» **DATA SUPPLIED**:

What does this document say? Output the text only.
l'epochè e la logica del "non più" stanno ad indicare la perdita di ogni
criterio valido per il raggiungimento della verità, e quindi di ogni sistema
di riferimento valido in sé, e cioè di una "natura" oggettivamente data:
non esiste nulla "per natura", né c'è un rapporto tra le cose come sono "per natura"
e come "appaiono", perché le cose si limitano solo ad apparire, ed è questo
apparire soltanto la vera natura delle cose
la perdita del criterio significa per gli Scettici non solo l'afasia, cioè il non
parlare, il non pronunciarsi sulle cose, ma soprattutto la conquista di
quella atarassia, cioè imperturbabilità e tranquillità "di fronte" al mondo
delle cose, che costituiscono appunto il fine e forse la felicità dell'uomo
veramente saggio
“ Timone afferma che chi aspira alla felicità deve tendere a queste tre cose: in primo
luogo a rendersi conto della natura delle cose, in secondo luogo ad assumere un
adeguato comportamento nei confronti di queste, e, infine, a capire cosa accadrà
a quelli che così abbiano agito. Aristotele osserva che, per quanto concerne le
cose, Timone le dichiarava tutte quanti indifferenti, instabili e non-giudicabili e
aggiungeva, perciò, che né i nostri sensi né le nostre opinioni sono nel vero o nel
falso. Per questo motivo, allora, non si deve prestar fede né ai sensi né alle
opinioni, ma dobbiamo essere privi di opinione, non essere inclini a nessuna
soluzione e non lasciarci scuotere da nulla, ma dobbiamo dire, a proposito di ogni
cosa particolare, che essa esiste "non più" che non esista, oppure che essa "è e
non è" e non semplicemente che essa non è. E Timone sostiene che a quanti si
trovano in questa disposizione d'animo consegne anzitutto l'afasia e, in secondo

...

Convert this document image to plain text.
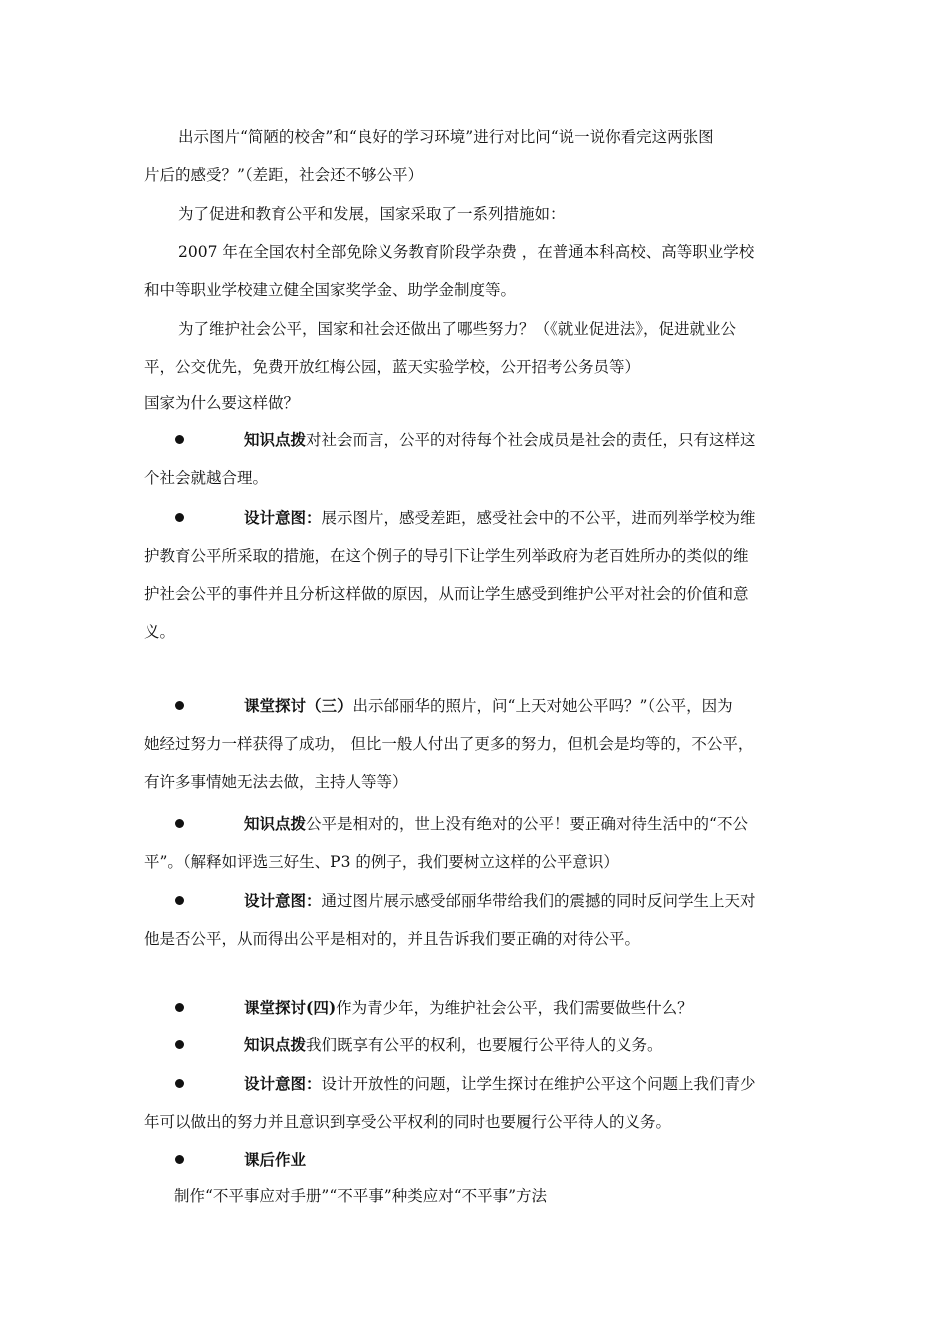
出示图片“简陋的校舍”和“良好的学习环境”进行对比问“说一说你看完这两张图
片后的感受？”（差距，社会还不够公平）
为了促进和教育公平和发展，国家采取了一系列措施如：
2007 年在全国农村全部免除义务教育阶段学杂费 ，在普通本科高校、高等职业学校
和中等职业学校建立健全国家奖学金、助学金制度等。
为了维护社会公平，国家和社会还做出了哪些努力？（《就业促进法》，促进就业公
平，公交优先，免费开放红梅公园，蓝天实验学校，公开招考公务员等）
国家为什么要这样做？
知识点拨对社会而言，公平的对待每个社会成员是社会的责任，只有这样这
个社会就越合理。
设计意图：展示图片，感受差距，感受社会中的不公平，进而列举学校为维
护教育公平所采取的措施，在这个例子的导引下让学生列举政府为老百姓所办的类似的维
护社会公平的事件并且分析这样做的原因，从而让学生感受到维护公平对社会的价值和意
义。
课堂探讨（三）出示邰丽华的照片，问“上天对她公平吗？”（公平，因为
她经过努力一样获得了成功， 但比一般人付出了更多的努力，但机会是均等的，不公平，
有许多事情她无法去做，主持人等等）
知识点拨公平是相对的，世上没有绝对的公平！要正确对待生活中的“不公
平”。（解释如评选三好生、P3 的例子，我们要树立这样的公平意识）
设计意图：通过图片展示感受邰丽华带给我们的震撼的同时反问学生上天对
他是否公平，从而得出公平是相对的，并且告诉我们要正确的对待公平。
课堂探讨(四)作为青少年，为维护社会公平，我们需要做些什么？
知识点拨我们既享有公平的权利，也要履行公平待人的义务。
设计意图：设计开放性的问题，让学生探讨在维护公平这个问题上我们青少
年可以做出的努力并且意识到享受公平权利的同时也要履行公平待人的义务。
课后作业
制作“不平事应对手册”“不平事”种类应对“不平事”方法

» **TASK BRIEF**:
Copy each line of the data that contains the word "secondo".

» **SOLVED EXERCISE**:
luogo a rendersi conto della natura delle cose, in secondo luogo ad assumere un
trovano in questa disposizione d'animo consegne anzitutto l'afasia e, in secondo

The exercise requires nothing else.